WHAT YOU SHOULD DO:
Filter the entries that follow, copying every line in which the word "evolution" appears.

INPUT ROWS:
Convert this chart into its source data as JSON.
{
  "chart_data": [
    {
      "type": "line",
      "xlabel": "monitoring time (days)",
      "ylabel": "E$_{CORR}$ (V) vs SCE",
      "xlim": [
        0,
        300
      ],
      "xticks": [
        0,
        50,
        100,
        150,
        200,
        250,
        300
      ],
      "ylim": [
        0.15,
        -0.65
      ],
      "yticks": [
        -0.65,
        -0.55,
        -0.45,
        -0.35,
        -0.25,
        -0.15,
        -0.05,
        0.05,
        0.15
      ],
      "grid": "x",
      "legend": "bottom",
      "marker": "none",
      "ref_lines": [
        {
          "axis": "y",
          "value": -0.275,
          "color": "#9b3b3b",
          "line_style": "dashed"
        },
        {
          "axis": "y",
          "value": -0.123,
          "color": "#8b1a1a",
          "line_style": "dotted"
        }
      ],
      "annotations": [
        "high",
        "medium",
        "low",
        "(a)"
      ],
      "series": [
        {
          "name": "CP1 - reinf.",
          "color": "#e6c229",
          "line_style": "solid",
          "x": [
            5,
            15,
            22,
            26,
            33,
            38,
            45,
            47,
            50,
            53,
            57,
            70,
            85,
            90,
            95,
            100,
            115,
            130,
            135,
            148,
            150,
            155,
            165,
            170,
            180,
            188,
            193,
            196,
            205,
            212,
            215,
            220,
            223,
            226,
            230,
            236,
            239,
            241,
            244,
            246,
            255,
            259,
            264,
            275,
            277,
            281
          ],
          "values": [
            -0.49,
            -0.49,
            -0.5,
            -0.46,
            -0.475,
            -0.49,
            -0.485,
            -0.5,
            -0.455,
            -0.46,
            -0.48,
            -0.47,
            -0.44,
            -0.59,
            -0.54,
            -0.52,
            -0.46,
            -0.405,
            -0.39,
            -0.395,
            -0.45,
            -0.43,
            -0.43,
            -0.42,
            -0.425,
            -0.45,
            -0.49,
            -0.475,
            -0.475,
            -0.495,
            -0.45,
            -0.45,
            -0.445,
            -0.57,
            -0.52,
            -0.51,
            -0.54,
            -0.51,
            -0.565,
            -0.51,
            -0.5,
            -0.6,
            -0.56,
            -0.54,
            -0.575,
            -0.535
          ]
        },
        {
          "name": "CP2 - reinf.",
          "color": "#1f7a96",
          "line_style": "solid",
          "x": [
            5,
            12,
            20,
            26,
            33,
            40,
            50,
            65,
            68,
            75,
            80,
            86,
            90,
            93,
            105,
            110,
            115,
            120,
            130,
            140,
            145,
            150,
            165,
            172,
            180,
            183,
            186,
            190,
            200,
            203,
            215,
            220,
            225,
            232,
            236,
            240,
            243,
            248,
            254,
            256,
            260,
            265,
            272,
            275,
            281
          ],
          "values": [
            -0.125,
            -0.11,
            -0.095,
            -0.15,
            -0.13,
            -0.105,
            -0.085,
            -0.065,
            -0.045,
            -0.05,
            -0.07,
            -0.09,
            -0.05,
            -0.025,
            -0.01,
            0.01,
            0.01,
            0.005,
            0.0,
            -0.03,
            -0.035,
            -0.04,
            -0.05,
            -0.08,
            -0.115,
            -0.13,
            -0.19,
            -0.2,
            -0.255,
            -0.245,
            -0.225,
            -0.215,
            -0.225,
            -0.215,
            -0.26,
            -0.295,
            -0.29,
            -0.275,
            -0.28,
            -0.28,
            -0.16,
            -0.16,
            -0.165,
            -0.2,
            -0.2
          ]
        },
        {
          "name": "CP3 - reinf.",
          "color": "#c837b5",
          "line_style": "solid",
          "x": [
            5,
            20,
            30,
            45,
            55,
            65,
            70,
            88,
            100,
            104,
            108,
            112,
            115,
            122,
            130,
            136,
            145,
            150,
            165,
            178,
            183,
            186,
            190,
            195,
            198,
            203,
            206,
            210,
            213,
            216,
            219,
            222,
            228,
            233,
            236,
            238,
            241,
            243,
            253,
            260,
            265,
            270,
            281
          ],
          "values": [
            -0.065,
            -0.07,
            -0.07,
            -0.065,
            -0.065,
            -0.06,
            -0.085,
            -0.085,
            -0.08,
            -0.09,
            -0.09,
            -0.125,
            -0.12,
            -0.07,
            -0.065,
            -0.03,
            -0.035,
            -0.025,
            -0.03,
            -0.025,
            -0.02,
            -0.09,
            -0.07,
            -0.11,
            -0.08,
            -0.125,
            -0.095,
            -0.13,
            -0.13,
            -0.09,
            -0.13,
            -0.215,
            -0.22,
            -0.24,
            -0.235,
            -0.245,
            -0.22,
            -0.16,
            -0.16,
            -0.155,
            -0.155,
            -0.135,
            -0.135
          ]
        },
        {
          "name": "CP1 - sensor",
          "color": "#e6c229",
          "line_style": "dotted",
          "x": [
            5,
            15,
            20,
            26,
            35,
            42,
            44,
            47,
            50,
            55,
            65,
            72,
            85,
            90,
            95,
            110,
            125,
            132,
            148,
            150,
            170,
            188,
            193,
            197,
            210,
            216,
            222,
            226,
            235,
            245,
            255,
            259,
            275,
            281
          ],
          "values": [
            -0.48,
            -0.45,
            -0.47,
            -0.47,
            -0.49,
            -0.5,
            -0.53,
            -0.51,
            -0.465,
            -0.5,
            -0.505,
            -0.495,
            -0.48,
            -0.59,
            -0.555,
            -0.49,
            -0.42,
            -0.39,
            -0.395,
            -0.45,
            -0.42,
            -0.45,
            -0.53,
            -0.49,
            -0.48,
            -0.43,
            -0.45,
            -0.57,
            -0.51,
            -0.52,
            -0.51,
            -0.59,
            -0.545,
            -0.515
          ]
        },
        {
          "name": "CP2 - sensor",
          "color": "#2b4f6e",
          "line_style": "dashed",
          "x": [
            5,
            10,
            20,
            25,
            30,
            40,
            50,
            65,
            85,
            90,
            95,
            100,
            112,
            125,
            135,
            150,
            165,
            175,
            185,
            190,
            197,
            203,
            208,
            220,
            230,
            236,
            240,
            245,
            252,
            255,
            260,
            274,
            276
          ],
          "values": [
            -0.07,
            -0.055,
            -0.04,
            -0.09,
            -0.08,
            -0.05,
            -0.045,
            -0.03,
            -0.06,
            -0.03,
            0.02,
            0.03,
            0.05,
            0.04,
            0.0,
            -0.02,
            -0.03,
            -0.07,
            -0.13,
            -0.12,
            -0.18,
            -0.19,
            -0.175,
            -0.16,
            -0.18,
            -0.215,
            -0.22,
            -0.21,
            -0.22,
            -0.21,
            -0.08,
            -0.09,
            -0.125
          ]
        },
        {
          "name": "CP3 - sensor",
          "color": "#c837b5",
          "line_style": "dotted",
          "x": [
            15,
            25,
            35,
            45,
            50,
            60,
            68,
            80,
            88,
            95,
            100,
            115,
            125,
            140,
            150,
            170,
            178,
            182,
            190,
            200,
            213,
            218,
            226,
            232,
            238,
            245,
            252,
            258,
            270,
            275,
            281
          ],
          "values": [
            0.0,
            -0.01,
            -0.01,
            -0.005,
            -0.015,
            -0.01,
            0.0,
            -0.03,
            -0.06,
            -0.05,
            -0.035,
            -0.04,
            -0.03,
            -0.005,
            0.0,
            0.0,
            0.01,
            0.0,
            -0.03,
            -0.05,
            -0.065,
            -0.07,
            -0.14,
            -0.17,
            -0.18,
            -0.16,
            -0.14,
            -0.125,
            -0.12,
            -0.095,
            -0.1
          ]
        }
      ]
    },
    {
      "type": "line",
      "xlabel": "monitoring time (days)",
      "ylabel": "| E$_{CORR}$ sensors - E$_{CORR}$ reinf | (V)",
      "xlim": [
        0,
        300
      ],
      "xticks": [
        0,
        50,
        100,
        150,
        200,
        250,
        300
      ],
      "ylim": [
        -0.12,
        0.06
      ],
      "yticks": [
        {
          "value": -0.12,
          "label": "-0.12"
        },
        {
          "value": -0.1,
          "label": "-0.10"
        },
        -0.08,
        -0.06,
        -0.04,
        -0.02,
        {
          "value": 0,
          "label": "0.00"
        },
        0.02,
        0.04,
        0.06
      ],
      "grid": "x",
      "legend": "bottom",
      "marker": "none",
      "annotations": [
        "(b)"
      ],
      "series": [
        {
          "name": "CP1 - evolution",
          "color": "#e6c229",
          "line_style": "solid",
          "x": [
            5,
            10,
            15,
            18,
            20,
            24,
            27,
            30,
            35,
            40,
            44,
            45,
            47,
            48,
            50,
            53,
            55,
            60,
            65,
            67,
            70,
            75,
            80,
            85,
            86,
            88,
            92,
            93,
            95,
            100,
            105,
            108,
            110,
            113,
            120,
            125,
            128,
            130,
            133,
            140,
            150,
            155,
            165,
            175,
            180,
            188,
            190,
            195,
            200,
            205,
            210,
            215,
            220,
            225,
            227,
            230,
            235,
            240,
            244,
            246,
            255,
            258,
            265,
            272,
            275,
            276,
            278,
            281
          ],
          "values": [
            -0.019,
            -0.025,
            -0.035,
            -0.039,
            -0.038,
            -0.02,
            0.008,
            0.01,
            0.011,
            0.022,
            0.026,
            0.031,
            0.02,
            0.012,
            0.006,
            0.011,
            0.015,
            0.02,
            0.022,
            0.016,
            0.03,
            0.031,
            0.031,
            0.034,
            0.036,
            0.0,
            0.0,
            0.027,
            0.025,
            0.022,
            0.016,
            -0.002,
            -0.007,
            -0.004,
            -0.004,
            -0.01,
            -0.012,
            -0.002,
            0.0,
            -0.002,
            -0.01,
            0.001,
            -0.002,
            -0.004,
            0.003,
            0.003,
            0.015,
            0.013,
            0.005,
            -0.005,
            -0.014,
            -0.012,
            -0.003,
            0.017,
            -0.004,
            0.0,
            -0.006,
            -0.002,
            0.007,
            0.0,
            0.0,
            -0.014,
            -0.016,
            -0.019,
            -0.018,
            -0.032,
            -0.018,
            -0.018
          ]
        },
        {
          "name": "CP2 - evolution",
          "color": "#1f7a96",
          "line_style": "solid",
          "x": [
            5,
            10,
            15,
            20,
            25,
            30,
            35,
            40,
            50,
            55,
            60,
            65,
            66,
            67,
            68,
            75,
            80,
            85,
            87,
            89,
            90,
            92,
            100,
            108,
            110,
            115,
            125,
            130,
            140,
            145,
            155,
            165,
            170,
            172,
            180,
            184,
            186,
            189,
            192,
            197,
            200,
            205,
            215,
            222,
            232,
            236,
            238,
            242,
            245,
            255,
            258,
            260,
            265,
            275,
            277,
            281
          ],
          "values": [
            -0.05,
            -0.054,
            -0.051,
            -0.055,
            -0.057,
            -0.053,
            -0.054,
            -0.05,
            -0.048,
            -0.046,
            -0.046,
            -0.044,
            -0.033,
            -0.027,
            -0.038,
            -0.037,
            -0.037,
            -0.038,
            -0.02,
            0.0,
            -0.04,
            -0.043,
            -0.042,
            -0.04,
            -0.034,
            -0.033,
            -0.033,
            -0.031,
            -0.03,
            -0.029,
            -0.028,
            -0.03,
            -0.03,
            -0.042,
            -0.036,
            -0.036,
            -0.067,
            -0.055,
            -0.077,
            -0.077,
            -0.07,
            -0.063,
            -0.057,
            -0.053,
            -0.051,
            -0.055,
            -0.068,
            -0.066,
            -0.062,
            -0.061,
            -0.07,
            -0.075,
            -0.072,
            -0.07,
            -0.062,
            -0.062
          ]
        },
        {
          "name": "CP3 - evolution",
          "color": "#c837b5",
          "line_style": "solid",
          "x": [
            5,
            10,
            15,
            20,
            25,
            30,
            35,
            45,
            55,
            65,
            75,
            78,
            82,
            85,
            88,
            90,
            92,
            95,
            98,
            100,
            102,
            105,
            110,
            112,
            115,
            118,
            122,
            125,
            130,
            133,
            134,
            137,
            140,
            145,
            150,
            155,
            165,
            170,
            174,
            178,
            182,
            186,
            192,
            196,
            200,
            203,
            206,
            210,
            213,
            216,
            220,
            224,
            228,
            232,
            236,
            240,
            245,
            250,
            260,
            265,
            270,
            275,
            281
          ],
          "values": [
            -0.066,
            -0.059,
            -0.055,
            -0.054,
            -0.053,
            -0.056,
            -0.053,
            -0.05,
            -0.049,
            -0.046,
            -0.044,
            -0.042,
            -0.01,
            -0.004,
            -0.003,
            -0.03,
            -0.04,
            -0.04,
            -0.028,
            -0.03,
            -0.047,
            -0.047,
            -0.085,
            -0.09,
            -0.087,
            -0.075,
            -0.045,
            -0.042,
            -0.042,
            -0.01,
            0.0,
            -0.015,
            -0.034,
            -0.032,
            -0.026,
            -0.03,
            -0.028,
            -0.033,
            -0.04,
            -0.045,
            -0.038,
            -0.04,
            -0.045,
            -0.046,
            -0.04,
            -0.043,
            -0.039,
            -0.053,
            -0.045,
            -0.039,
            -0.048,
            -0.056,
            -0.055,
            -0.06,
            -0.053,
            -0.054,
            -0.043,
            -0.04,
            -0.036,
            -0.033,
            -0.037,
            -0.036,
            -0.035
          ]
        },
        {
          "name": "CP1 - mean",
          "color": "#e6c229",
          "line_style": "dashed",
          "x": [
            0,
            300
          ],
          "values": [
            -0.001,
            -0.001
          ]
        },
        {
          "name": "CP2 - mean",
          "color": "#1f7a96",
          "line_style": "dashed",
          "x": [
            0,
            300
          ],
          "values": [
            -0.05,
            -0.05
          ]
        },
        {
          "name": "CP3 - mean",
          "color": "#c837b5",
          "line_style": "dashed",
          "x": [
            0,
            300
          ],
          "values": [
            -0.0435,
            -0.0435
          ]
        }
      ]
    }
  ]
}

COMPLETE ANSWER:
          "name": "CP1 - evolution",
          "name": "CP2 - evolution",
          "name": "CP3 - evolution",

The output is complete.